What this task involves:
Copy out the listing in full, exactly as written, but not its pictures.

'''

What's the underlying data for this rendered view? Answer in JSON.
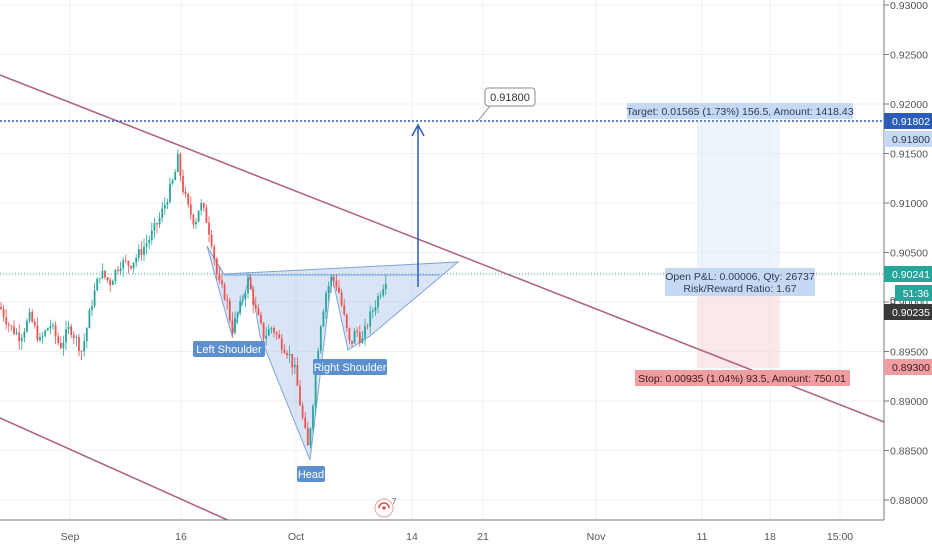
{
  "chart_data": {
    "type": "candlestick",
    "title": "",
    "ylim": [
      0.8775,
      0.9305
    ],
    "x_ticks": [
      "Sep",
      "16",
      "Oct",
      "14",
      "21",
      "Nov",
      "11",
      "18",
      "15:00"
    ],
    "y_ticks": [
      "0.93000",
      "0.92500",
      "0.92000",
      "0.91500",
      "0.91000",
      "0.90500",
      "0.90000",
      "0.89500",
      "0.89000",
      "0.88500",
      "0.88000"
    ],
    "price_labels": {
      "target": "0.91802",
      "target_line": "0.91800",
      "last": "0.90241",
      "countdown": "51:36",
      "bid": "0.90235",
      "stop": "0.89300"
    },
    "callout": "0.91800",
    "position": {
      "target": "Target: 0.01565 (1.73%) 156.5, Amount: 1418.43",
      "open_pnl": "Open P&L: 0.00006, Qty: 26737",
      "risk_reward": "Risk/Reward Ratio: 1.67",
      "stop": "Stop: 0.00935 (1.04%) 93.5, Amount: 750.01"
    },
    "pattern_labels": {
      "left_shoulder": "Left Shoulder",
      "head": "Head",
      "right_shoulder": "Right Shoulder"
    },
    "axis_stub": "0",
    "close_path": [
      [
        0,
        0.8995
      ],
      [
        10,
        0.8975
      ],
      [
        20,
        0.8965
      ],
      [
        30,
        0.8985
      ],
      [
        40,
        0.896
      ],
      [
        50,
        0.8978
      ],
      [
        60,
        0.8955
      ],
      [
        70,
        0.8975
      ],
      [
        82,
        0.895
      ],
      [
        92,
        0.9
      ],
      [
        100,
        0.903
      ],
      [
        110,
        0.902
      ],
      [
        120,
        0.904
      ],
      [
        130,
        0.9038
      ],
      [
        140,
        0.905
      ],
      [
        150,
        0.9065
      ],
      [
        160,
        0.9085
      ],
      [
        168,
        0.9108
      ],
      [
        174,
        0.9125
      ],
      [
        178,
        0.9145
      ],
      [
        182,
        0.9118
      ],
      [
        188,
        0.9095
      ],
      [
        195,
        0.908
      ],
      [
        200,
        0.91
      ],
      [
        206,
        0.9085
      ],
      [
        212,
        0.906
      ],
      [
        218,
        0.902
      ],
      [
        226,
        0.9005
      ],
      [
        232,
        0.8972
      ],
      [
        240,
        0.8995
      ],
      [
        248,
        0.9022
      ],
      [
        256,
        0.899
      ],
      [
        264,
        0.8965
      ],
      [
        272,
        0.8975
      ],
      [
        280,
        0.896
      ],
      [
        288,
        0.895
      ],
      [
        295,
        0.893
      ],
      [
        302,
        0.8885
      ],
      [
        308,
        0.8852
      ],
      [
        314,
        0.891
      ],
      [
        320,
        0.8975
      ],
      [
        326,
        0.901
      ],
      [
        332,
        0.9025
      ],
      [
        338,
        0.9015
      ],
      [
        344,
        0.8985
      ],
      [
        350,
        0.8955
      ],
      [
        356,
        0.8972
      ],
      [
        362,
        0.896
      ],
      [
        368,
        0.898
      ],
      [
        374,
        0.8995
      ],
      [
        380,
        0.901
      ],
      [
        386,
        0.9025
      ]
    ]
  }
}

'''

Result for this task:
What's the underlying data for this rendered view? Answer in JSON.
{
  "chart_data": {
    "type": "candlestick",
    "title": "",
    "ylim": [
      0.8775,
      0.9305
    ],
    "x_ticks": [
      "Sep",
      "16",
      "Oct",
      "14",
      "21",
      "Nov",
      "11",
      "18",
      "15:00"
    ],
    "y_ticks": [
      "0.93000",
      "0.92500",
      "0.92000",
      "0.91500",
      "0.91000",
      "0.90500",
      "0.90000",
      "0.89500",
      "0.89000",
      "0.88500",
      "0.88000"
    ],
    "price_labels": {
      "target": "0.91802",
      "target_line": "0.91800",
      "last": "0.90241",
      "countdown": "51:36",
      "bid": "0.90235",
      "stop": "0.89300"
    },
    "callout": "0.91800",
    "position": {
      "target": "Target: 0.01565 (1.73%) 156.5, Amount: 1418.43",
      "open_pnl": "Open P&L: 0.00006, Qty: 26737",
      "risk_reward": "Risk/Reward Ratio: 1.67",
      "stop": "Stop: 0.00935 (1.04%) 93.5, Amount: 750.01"
    },
    "pattern_labels": {
      "left_shoulder": "Left Shoulder",
      "head": "Head",
      "right_shoulder": "Right Shoulder"
    },
    "axis_stub": "0",
    "close_path": [
      [
        0,
        0.8995
      ],
      [
        10,
        0.8975
      ],
      [
        20,
        0.8965
      ],
      [
        30,
        0.8985
      ],
      [
        40,
        0.896
      ],
      [
        50,
        0.8978
      ],
      [
        60,
        0.8955
      ],
      [
        70,
        0.8975
      ],
      [
        82,
        0.895
      ],
      [
        92,
        0.9
      ],
      [
        100,
        0.903
      ],
      [
        110,
        0.902
      ],
      [
        120,
        0.904
      ],
      [
        130,
        0.9038
      ],
      [
        140,
        0.905
      ],
      [
        150,
        0.9065
      ],
      [
        160,
        0.9085
      ],
      [
        168,
        0.9108
      ],
      [
        174,
        0.9125
      ],
      [
        178,
        0.9145
      ],
      [
        182,
        0.9118
      ],
      [
        188,
        0.9095
      ],
      [
        195,
        0.908
      ],
      [
        200,
        0.91
      ],
      [
        206,
        0.9085
      ],
      [
        212,
        0.906
      ],
      [
        218,
        0.902
      ],
      [
        226,
        0.9005
      ],
      [
        232,
        0.8972
      ],
      [
        240,
        0.8995
      ],
      [
        248,
        0.9022
      ],
      [
        256,
        0.899
      ],
      [
        264,
        0.8965
      ],
      [
        272,
        0.8975
      ],
      [
        280,
        0.896
      ],
      [
        288,
        0.895
      ],
      [
        295,
        0.893
      ],
      [
        302,
        0.8885
      ],
      [
        308,
        0.8852
      ],
      [
        314,
        0.891
      ],
      [
        320,
        0.8975
      ],
      [
        326,
        0.901
      ],
      [
        332,
        0.9025
      ],
      [
        338,
        0.9015
      ],
      [
        344,
        0.8985
      ],
      [
        350,
        0.8955
      ],
      [
        356,
        0.8972
      ],
      [
        362,
        0.896
      ],
      [
        368,
        0.898
      ],
      [
        374,
        0.8995
      ],
      [
        380,
        0.901
      ],
      [
        386,
        0.9025
      ]
    ]
  }
}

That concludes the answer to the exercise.